> [Task objective]: Return each line holding the string "možete".

(Records excerpted from a collection)
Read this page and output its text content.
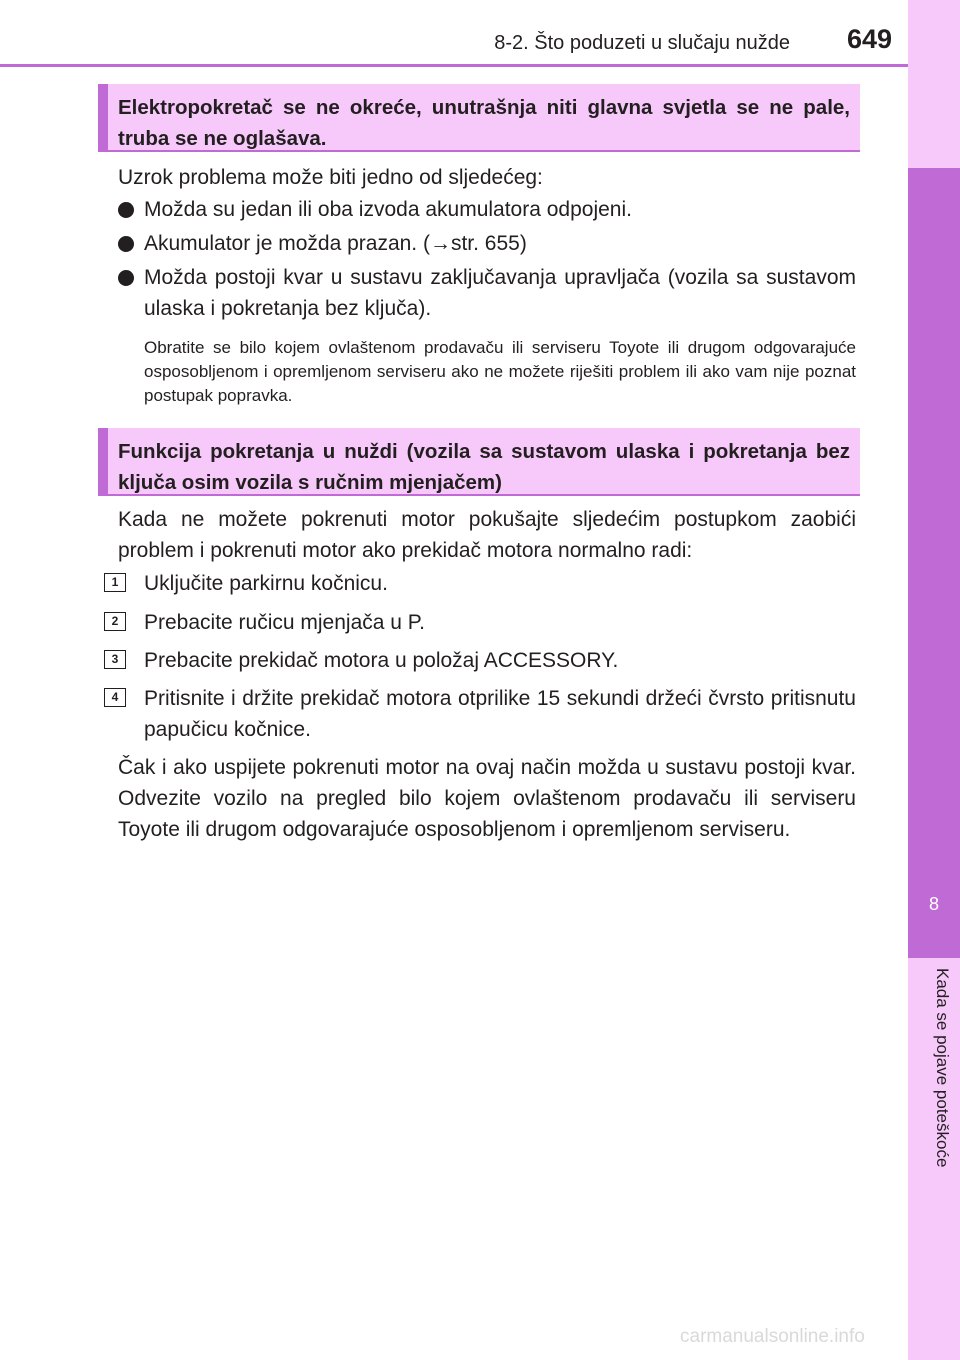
8-2. Što poduzeti u slučaju nužde 649
8
Kada se pojave poteškoće
Elektropokretač se ne okreće, unutrašnja niti glavna svjetla se ne pale, truba se ne oglašava.
Uzrok problema može biti jedno od sljedećeg:
Možda su jedan ili oba izvoda akumulatora odpojeni.
Akumulator je možda prazan. (→str. 655)
Možda postoji kvar u sustavu zaključavanja upravljača (vozila sa sustavom ulaska i pokretanja bez ključa).
Obratite se bilo kojem ovlaštenom prodavaču ili serviseru Toyote ili drugom odgovarajuće osposobljenom i opremljenom serviseru ako ne možete riješiti problem ili ako vam nije poznat postupak popravka.
Funkcija pokretanja u nuždi (vozila sa sustavom ulaska i pokretanja bez ključa osim vozila s ručnim mjenjačem)
Kada ne možete pokrenuti motor pokušajte sljedećim postupkom zaobići problem i pokrenuti motor ako prekidač motora normalno radi:
1	Uključite parkirnu kočnicu.
2	Prebacite ručicu mjenjača u P.
3	Prebacite prekidač motora u položaj ACCESSORY.
4	Pritisnite i držite prekidač motora otprilike 15 sekundi držeći čvrsto pritisnutu papučicu kočnice.
Čak i ako uspijete pokrenuti motor na ovaj način možda u sustavu postoji kvar. Odvezite vozilo na pregled bilo kojem ovlaštenom prodavaču ili serviseru Toyote ili drugom odgovarajuće osposobljenom i opremljenom serviseru.
carmanualsonline.info
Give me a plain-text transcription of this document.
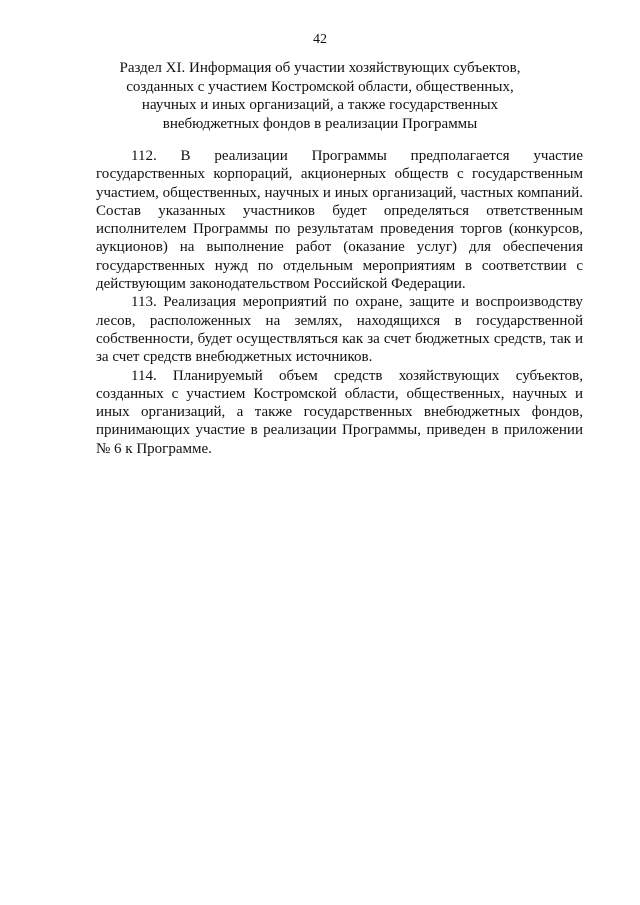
42
Раздел XI. Информация об участии хозяйствующих субъектов,
созданных с участием Костромской области, общественных,
научных и иных организаций, а также государственных
внебюджетных фондов в реализации Программы

112. В реализации Программы предполагается участие государственных корпораций, акционерных обществ с государственным участием, общественных, научных и иных организаций, частных компаний. Состав указанных участников будет определяться ответственным исполнителем Программы по результатам проведения торгов (конкурсов, аукционов) на выполнение работ (оказание услуг) для обеспечения государственных нужд по отдельным мероприятиям в соответствии с действующим законодательством Российской Федерации.

113. Реализация мероприятий по охране, защите и воспроизводству лесов, расположенных на землях, находящихся в государственной собственности, будет осуществляться как за счет бюджетных средств, так и за счет средств внебюджетных источников.

114. Планируемый объем средств хозяйствующих субъектов, созданных с участием Костромской области, общественных, научных и иных организаций, а также государственных внебюджетных фондов, принимающих участие в реализации Программы, приведен в приложении № 6 к Программе.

> [Written answer]:
Obratite se bilo kojem ovlaštenom prodavaču ili serviseru Toyote ili drugom odgovarajuće osposobljenom i opremljenom serviseru ako ne možete riješiti problem ili ako vam nije poznat postupak popravka.
Kada ne možete pokrenuti motor pokušajte sljedećim postupkom zaobići problem i pokrenuti motor ako prekidač motora normalno radi:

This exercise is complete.